■ **Exercise**: How many lines of these entries include the string "Uninsured"? State the number alone.

■ **Materials provided**:
::::

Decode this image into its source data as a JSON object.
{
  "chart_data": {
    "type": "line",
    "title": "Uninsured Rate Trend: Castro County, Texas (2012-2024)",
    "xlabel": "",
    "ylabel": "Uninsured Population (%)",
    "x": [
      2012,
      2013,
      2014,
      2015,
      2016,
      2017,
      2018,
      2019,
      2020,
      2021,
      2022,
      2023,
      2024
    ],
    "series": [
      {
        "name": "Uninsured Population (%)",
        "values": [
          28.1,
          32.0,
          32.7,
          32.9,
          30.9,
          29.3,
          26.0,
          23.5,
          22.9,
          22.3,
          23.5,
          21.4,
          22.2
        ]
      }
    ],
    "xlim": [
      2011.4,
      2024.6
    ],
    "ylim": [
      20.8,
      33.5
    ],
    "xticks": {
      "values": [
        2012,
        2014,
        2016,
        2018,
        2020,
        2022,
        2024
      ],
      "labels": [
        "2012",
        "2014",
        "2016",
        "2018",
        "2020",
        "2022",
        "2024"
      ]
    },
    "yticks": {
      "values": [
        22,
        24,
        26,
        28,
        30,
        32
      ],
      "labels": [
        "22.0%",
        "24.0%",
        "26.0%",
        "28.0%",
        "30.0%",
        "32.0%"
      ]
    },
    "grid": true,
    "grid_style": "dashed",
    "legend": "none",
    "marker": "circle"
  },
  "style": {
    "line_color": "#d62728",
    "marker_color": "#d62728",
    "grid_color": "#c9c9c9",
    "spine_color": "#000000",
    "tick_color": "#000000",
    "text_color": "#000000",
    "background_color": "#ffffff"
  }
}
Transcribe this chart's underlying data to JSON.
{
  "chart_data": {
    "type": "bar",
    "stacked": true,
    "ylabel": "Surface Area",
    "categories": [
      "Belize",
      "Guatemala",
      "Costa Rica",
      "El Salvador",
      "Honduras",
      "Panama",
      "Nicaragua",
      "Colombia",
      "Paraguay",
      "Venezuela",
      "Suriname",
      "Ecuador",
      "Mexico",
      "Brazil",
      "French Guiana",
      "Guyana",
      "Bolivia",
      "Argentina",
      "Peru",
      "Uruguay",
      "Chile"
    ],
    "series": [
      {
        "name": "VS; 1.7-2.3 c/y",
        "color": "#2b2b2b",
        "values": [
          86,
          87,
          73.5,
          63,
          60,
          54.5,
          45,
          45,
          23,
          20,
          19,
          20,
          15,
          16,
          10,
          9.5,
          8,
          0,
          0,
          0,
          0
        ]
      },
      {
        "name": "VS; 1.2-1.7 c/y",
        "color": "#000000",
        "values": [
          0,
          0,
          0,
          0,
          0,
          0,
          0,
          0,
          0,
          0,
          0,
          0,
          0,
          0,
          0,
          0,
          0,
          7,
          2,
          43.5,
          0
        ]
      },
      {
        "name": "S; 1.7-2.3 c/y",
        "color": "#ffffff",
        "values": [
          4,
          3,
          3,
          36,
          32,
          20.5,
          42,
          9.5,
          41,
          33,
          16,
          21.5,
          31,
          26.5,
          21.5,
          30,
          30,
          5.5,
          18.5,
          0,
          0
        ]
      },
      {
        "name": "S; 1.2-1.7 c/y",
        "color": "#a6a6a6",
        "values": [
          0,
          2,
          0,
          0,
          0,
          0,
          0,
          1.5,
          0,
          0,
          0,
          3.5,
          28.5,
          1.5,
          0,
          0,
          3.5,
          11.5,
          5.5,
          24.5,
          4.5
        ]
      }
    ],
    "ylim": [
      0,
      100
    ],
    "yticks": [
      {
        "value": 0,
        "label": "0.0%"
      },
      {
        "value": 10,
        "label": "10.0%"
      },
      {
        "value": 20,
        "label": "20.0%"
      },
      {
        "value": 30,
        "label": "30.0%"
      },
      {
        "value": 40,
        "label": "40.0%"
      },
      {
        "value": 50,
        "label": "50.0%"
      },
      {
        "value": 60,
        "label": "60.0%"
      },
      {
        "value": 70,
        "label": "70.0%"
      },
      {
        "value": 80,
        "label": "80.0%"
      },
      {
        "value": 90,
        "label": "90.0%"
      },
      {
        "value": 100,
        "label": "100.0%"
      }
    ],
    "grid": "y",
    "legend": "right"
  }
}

::::

■ **Reply to the exercise**: 3